Data items
-- -- --
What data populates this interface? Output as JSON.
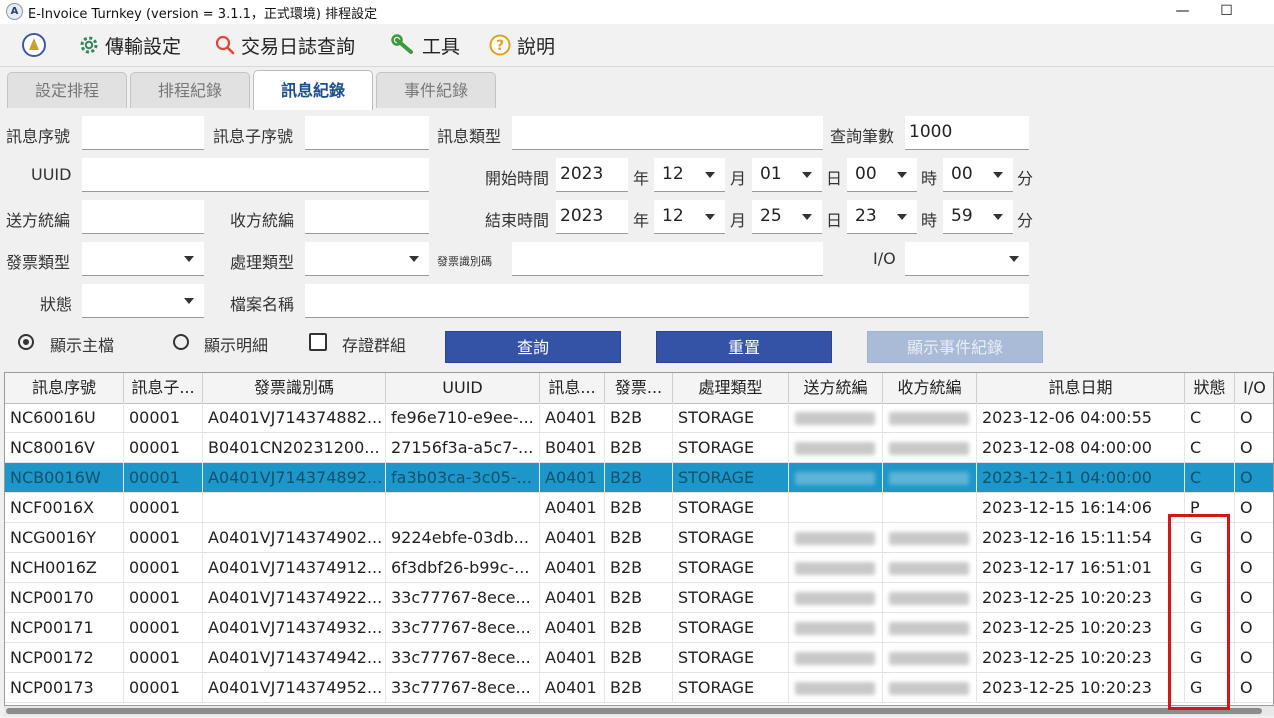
{
  "window": {
    "title": "E-Invoice Turnkey (version = 3.1.1，正式環境) 排程設定",
    "minimize_glyph": "—",
    "maximize_glyph": "☐"
  },
  "menu": {
    "items": [
      "傳輸設定",
      "交易日誌查詢",
      "工具",
      "說明"
    ],
    "icons": [
      "gear-icon",
      "search-icon",
      "wrench-icon",
      "help-icon"
    ]
  },
  "tabs": [
    "設定排程",
    "排程紀錄",
    "訊息紀錄",
    "事件紀錄"
  ],
  "active_tab": "訊息紀錄",
  "form": {
    "msg_seq_label": "訊息序號",
    "msg_subseq_label": "訊息子序號",
    "msg_type_label": "訊息類型",
    "query_count_label": "查詢筆數",
    "query_count_value": "1000",
    "uuid_label": "UUID",
    "start_time_label": "開始時間",
    "end_time_label": "結束時間",
    "sender_label": "送方統編",
    "receiver_label": "收方統編",
    "invoice_type_label": "發票類型",
    "process_type_label": "處理類型",
    "invoice_id_label": "發票識別碼",
    "io_label": "I/O",
    "status_label": "狀態",
    "filename_label": "檔案名稱",
    "year_unit": "年",
    "month_unit": "月",
    "day_unit": "日",
    "hour_unit": "時",
    "minute_unit": "分",
    "start": {
      "year": "2023",
      "month": "12",
      "day": "01",
      "hour": "00",
      "minute": "00"
    },
    "end": {
      "year": "2023",
      "month": "12",
      "day": "25",
      "hour": "23",
      "minute": "59"
    }
  },
  "options": {
    "show_master_label": "顯示主檔",
    "show_detail_label": "顯示明細",
    "evidence_group_label": "存證群組",
    "show_master_selected": true
  },
  "buttons": {
    "query": "查詢",
    "reset": "重置",
    "show_events": "顯示事件紀錄"
  },
  "table": {
    "columns": [
      "訊息序號",
      "訊息子...",
      "發票識別碼",
      "UUID",
      "訊息...",
      "發票...",
      "處理類型",
      "送方統編",
      "收方統編",
      "訊息日期",
      "狀態",
      "I/O"
    ],
    "selected_row": 2,
    "rows": [
      [
        "NC60016U",
        "00001",
        "A0401VJ714374882...",
        "fe96e710-e9ee-...",
        "A0401",
        "B2B",
        "STORAGE",
        "",
        "",
        "2023-12-06 04:00:55",
        "C",
        "O"
      ],
      [
        "NC80016V",
        "00001",
        "B0401CN20231200...",
        "27156f3a-a5c7-...",
        "B0401",
        "B2B",
        "STORAGE",
        "",
        "",
        "2023-12-08 04:00:00",
        "C",
        "O"
      ],
      [
        "NCB0016W",
        "00001",
        "A0401VJ714374892...",
        "fa3b03ca-3c05-...",
        "A0401",
        "B2B",
        "STORAGE",
        "",
        "",
        "2023-12-11 04:00:00",
        "C",
        "O"
      ],
      [
        "NCF0016X",
        "00001",
        "",
        "",
        "A0401",
        "B2B",
        "STORAGE",
        "",
        "",
        "2023-12-15 16:14:06",
        "P",
        "O"
      ],
      [
        "NCG0016Y",
        "00001",
        "A0401VJ714374902...",
        "9224ebfe-03db...",
        "A0401",
        "B2B",
        "STORAGE",
        "",
        "",
        "2023-12-16 15:11:54",
        "G",
        "O"
      ],
      [
        "NCH0016Z",
        "00001",
        "A0401VJ714374912...",
        "6f3dbf26-b99c-...",
        "A0401",
        "B2B",
        "STORAGE",
        "",
        "",
        "2023-12-17 16:51:01",
        "G",
        "O"
      ],
      [
        "NCP00170",
        "00001",
        "A0401VJ714374922...",
        "33c77767-8ece...",
        "A0401",
        "B2B",
        "STORAGE",
        "",
        "",
        "2023-12-25 10:20:23",
        "G",
        "O"
      ],
      [
        "NCP00171",
        "00001",
        "A0401VJ714374932...",
        "33c77767-8ece...",
        "A0401",
        "B2B",
        "STORAGE",
        "",
        "",
        "2023-12-25 10:20:23",
        "G",
        "O"
      ],
      [
        "NCP00172",
        "00001",
        "A0401VJ714374942...",
        "33c77767-8ece...",
        "A0401",
        "B2B",
        "STORAGE",
        "",
        "",
        "2023-12-25 10:20:23",
        "G",
        "O"
      ],
      [
        "NCP00173",
        "00001",
        "A0401VJ714374952...",
        "33c77767-8ece...",
        "A0401",
        "B2B",
        "STORAGE",
        "",
        "",
        "2023-12-25 10:20:23",
        "G",
        "O"
      ]
    ]
  },
  "colors": {
    "selected_row": "#1d97c9",
    "button": "#3452a6",
    "highlight_box": "#d4161c"
  }
}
-- -- --
> **The task**: Retype the records exactly. Any image in them should not appear in what you write.

> **Answer for the task**:
What data populates this interface? Output as JSON.
{
  "window": {
    "title": "E-Invoice Turnkey (version = 3.1.1，正式環境) 排程設定",
    "minimize_glyph": "—",
    "maximize_glyph": "☐"
  },
  "menu": {
    "items": [
      "傳輸設定",
      "交易日誌查詢",
      "工具",
      "說明"
    ],
    "icons": [
      "gear-icon",
      "search-icon",
      "wrench-icon",
      "help-icon"
    ]
  },
  "tabs": [
    "設定排程",
    "排程紀錄",
    "訊息紀錄",
    "事件紀錄"
  ],
  "active_tab": "訊息紀錄",
  "form": {
    "msg_seq_label": "訊息序號",
    "msg_subseq_label": "訊息子序號",
    "msg_type_label": "訊息類型",
    "query_count_label": "查詢筆數",
    "query_count_value": "1000",
    "uuid_label": "UUID",
    "start_time_label": "開始時間",
    "end_time_label": "結束時間",
    "sender_label": "送方統編",
    "receiver_label": "收方統編",
    "invoice_type_label": "發票類型",
    "process_type_label": "處理類型",
    "invoice_id_label": "發票識別碼",
    "io_label": "I/O",
    "status_label": "狀態",
    "filename_label": "檔案名稱",
    "year_unit": "年",
    "month_unit": "月",
    "day_unit": "日",
    "hour_unit": "時",
    "minute_unit": "分",
    "start": {
      "year": "2023",
      "month": "12",
      "day": "01",
      "hour": "00",
      "minute": "00"
    },
    "end": {
      "year": "2023",
      "month": "12",
      "day": "25",
      "hour": "23",
      "minute": "59"
    }
  },
  "options": {
    "show_master_label": "顯示主檔",
    "show_detail_label": "顯示明細",
    "evidence_group_label": "存證群組",
    "show_master_selected": true
  },
  "buttons": {
    "query": "查詢",
    "reset": "重置",
    "show_events": "顯示事件紀錄"
  },
  "table": {
    "columns": [
      "訊息序號",
      "訊息子...",
      "發票識別碼",
      "UUID",
      "訊息...",
      "發票...",
      "處理類型",
      "送方統編",
      "收方統編",
      "訊息日期",
      "狀態",
      "I/O"
    ],
    "selected_row": 2,
    "rows": [
      [
        "NC60016U",
        "00001",
        "A0401VJ714374882...",
        "fe96e710-e9ee-...",
        "A0401",
        "B2B",
        "STORAGE",
        "",
        "",
        "2023-12-06 04:00:55",
        "C",
        "O"
      ],
      [
        "NC80016V",
        "00001",
        "B0401CN20231200...",
        "27156f3a-a5c7-...",
        "B0401",
        "B2B",
        "STORAGE",
        "",
        "",
        "2023-12-08 04:00:00",
        "C",
        "O"
      ],
      [
        "NCB0016W",
        "00001",
        "A0401VJ714374892...",
        "fa3b03ca-3c05-...",
        "A0401",
        "B2B",
        "STORAGE",
        "",
        "",
        "2023-12-11 04:00:00",
        "C",
        "O"
      ],
      [
        "NCF0016X",
        "00001",
        "",
        "",
        "A0401",
        "B2B",
        "STORAGE",
        "",
        "",
        "2023-12-15 16:14:06",
        "P",
        "O"
      ],
      [
        "NCG0016Y",
        "00001",
        "A0401VJ714374902...",
        "9224ebfe-03db...",
        "A0401",
        "B2B",
        "STORAGE",
        "",
        "",
        "2023-12-16 15:11:54",
        "G",
        "O"
      ],
      [
        "NCH0016Z",
        "00001",
        "A0401VJ714374912...",
        "6f3dbf26-b99c-...",
        "A0401",
        "B2B",
        "STORAGE",
        "",
        "",
        "2023-12-17 16:51:01",
        "G",
        "O"
      ],
      [
        "NCP00170",
        "00001",
        "A0401VJ714374922...",
        "33c77767-8ece...",
        "A0401",
        "B2B",
        "STORAGE",
        "",
        "",
        "2023-12-25 10:20:23",
        "G",
        "O"
      ],
      [
        "NCP00171",
        "00001",
        "A0401VJ714374932...",
        "33c77767-8ece...",
        "A0401",
        "B2B",
        "STORAGE",
        "",
        "",
        "2023-12-25 10:20:23",
        "G",
        "O"
      ],
      [
        "NCP00172",
        "00001",
        "A0401VJ714374942...",
        "33c77767-8ece...",
        "A0401",
        "B2B",
        "STORAGE",
        "",
        "",
        "2023-12-25 10:20:23",
        "G",
        "O"
      ],
      [
        "NCP00173",
        "00001",
        "A0401VJ714374952...",
        "33c77767-8ece...",
        "A0401",
        "B2B",
        "STORAGE",
        "",
        "",
        "2023-12-25 10:20:23",
        "G",
        "O"
      ]
    ]
  },
  "colors": {
    "selected_row": "#1d97c9",
    "button": "#3452a6",
    "highlight_box": "#d4161c"
  }
}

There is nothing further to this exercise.